- _REQUIREMENT_: Only the number is needed: how many lines contain the word "Plantage"?

- _RECORDS FOR THIS EXERCISE_:
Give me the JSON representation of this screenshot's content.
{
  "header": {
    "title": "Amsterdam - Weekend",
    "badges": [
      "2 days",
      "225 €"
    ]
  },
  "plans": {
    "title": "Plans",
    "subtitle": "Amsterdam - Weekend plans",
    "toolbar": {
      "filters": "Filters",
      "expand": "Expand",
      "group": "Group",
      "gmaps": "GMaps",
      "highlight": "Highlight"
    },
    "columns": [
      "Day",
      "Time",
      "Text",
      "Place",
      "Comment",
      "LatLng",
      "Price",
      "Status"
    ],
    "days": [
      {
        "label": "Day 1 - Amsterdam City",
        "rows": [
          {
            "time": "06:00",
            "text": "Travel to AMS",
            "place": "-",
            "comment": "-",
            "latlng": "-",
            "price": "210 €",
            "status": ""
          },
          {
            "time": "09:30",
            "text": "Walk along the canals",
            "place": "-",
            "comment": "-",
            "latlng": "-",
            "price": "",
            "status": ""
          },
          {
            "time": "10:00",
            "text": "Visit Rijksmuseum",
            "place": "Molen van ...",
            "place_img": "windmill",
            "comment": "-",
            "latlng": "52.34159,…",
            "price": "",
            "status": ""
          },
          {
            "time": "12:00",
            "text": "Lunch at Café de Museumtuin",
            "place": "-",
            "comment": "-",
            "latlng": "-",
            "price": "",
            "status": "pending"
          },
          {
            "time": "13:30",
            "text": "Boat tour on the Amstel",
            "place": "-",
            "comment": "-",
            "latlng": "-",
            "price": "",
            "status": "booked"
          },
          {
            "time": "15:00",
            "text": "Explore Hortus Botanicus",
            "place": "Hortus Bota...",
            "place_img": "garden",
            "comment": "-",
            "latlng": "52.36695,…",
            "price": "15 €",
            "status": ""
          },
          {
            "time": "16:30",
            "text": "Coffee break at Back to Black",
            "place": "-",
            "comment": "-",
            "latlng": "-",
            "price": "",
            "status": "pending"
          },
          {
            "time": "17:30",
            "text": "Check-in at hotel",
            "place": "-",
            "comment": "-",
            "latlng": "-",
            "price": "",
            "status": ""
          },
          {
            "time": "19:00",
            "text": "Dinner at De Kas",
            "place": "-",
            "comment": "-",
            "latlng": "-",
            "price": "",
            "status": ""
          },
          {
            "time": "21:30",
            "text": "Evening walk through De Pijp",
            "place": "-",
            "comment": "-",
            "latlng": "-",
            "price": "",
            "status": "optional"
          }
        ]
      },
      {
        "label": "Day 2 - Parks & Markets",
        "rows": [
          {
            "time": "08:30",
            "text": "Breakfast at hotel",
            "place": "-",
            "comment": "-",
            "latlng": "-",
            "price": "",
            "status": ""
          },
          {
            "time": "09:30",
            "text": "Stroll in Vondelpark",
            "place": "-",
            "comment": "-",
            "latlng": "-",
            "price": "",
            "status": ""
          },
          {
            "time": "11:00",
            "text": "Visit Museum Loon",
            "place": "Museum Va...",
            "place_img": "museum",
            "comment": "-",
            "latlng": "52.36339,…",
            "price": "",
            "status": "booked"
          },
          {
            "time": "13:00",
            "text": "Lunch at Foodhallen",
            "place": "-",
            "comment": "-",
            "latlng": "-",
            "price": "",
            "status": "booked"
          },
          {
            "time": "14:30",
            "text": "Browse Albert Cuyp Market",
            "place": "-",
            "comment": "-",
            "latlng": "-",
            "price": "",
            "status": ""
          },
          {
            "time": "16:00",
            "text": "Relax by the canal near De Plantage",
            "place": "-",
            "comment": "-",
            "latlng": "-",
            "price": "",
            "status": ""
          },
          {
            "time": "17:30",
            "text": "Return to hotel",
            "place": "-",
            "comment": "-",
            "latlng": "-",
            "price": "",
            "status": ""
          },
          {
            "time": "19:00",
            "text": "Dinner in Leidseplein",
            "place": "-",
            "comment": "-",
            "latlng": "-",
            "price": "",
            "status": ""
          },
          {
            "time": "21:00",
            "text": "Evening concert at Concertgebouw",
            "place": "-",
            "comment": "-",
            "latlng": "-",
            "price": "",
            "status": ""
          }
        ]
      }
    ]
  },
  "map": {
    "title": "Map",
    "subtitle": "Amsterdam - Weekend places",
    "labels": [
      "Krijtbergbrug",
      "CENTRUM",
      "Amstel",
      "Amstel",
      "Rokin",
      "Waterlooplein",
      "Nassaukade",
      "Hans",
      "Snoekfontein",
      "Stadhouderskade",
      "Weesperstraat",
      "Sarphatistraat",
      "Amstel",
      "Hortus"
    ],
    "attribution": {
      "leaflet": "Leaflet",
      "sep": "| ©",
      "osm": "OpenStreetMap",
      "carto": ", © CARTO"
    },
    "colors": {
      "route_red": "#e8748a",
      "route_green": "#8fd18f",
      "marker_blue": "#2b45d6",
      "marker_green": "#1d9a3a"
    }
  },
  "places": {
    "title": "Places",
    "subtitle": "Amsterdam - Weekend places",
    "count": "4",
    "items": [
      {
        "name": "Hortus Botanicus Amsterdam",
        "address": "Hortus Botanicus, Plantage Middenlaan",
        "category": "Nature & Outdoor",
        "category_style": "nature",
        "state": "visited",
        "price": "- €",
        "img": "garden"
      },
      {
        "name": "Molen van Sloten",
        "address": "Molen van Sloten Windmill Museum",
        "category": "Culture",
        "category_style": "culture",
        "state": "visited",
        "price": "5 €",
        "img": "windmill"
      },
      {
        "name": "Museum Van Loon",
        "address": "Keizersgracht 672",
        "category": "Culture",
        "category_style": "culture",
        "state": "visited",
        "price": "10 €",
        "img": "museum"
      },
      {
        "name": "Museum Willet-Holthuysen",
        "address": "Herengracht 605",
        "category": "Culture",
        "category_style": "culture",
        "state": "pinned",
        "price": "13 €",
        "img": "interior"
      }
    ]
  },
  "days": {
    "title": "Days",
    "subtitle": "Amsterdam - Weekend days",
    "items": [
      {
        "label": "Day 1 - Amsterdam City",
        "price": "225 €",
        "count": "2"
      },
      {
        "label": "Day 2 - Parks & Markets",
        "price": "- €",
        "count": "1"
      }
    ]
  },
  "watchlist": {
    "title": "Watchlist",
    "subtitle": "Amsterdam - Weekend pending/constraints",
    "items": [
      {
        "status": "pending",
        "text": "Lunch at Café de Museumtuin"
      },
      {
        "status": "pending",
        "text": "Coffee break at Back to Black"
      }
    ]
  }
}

- _RESULT BELOW_: 2